Stored data:
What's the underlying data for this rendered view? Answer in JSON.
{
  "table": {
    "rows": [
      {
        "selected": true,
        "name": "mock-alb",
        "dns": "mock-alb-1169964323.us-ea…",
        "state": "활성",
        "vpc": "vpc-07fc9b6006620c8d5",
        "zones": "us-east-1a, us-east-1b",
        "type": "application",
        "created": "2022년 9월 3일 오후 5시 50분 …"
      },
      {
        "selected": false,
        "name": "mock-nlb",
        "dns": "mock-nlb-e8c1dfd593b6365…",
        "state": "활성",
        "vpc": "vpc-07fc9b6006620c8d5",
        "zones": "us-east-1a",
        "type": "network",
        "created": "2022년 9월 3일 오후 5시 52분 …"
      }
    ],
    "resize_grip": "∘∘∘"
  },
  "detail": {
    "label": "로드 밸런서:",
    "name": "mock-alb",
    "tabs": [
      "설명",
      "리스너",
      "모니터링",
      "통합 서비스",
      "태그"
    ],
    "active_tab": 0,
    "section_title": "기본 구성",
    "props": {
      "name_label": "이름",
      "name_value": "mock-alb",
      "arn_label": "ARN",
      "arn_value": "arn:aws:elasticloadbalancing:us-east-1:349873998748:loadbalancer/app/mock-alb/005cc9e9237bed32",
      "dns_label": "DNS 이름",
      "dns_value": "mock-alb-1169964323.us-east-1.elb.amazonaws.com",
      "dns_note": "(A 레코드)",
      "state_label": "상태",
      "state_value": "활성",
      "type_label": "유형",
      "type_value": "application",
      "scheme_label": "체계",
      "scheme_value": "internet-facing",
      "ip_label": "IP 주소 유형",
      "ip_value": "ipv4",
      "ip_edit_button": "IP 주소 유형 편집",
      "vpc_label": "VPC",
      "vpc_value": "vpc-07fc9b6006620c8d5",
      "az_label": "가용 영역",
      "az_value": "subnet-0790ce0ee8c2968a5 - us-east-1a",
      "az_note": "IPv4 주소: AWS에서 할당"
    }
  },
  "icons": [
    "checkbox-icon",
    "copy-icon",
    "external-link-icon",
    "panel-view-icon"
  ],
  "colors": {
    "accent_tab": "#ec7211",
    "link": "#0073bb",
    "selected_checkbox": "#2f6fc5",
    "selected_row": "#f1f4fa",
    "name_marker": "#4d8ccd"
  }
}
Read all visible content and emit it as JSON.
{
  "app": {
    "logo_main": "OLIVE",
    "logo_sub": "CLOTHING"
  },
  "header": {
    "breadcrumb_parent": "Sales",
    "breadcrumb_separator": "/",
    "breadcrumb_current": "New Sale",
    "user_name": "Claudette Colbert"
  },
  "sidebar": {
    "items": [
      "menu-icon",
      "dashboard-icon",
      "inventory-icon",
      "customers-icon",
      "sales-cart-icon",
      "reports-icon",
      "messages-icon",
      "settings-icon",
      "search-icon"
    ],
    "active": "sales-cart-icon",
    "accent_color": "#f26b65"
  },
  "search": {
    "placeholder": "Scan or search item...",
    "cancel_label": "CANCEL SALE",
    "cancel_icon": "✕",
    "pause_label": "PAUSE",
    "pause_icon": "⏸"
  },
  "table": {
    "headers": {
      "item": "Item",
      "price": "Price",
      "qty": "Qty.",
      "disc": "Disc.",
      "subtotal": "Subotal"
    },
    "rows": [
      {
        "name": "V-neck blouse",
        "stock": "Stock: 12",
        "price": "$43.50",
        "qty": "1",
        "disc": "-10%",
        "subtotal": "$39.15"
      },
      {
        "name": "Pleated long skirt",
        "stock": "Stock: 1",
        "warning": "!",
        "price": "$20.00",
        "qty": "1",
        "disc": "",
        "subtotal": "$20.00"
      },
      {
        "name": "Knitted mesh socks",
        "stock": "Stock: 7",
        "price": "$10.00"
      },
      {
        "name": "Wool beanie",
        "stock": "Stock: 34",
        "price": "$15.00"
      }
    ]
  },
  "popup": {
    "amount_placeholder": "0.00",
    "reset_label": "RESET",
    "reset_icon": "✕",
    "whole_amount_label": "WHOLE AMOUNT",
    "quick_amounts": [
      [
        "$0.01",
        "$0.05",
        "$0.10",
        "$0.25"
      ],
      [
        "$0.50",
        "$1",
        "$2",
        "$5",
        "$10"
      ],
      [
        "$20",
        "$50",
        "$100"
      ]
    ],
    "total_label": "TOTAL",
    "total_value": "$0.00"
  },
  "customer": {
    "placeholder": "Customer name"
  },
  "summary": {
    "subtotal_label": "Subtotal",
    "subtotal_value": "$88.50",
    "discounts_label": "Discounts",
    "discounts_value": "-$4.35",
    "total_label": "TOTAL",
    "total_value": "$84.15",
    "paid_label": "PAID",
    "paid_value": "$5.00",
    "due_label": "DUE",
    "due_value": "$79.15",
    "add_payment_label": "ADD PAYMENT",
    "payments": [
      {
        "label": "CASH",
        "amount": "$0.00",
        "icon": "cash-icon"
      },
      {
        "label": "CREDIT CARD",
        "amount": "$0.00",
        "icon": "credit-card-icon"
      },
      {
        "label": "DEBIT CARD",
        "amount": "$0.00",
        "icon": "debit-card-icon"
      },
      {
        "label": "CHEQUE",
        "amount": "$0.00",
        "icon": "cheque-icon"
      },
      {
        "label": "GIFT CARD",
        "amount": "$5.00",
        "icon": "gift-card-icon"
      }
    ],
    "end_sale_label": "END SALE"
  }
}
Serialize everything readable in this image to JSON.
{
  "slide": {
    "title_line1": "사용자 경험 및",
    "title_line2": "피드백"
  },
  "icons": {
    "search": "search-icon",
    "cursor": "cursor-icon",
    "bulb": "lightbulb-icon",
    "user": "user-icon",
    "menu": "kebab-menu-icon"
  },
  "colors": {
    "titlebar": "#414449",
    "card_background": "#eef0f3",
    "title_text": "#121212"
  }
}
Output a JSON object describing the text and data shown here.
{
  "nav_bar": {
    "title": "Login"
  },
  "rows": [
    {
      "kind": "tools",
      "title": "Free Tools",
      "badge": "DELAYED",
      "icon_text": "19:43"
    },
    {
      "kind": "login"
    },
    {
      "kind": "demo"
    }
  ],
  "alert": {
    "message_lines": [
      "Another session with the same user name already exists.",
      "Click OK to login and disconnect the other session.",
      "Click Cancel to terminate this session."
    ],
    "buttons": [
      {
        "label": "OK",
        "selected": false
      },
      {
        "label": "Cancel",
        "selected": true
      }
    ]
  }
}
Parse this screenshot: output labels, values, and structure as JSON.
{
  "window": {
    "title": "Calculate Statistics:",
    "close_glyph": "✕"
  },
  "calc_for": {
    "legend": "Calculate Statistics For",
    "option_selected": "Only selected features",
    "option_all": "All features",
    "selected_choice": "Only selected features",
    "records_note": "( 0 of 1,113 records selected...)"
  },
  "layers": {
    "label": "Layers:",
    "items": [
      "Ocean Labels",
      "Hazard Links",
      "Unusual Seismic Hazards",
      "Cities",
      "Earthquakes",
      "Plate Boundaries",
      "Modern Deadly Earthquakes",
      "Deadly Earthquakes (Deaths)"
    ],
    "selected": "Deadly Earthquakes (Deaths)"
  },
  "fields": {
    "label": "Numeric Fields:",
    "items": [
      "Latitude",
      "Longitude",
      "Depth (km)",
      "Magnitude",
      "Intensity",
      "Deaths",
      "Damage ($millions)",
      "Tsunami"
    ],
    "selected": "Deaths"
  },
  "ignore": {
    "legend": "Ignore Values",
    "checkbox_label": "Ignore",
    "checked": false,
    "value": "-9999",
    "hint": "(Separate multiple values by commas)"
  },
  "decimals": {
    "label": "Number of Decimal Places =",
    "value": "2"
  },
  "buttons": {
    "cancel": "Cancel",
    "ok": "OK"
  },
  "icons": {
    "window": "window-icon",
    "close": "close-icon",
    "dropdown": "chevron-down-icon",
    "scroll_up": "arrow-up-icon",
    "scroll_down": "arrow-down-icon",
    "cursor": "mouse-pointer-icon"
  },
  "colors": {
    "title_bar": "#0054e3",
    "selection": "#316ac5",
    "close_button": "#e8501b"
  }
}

GIVEN INSTRUCTION:
Take every line from the data that contains the word "created".

RESULT OF THIS TASK:
        "created": "2022년 9월 3일 오후 5시 50분 …"
        "created": "2022년 9월 3일 오후 5시 52분 …"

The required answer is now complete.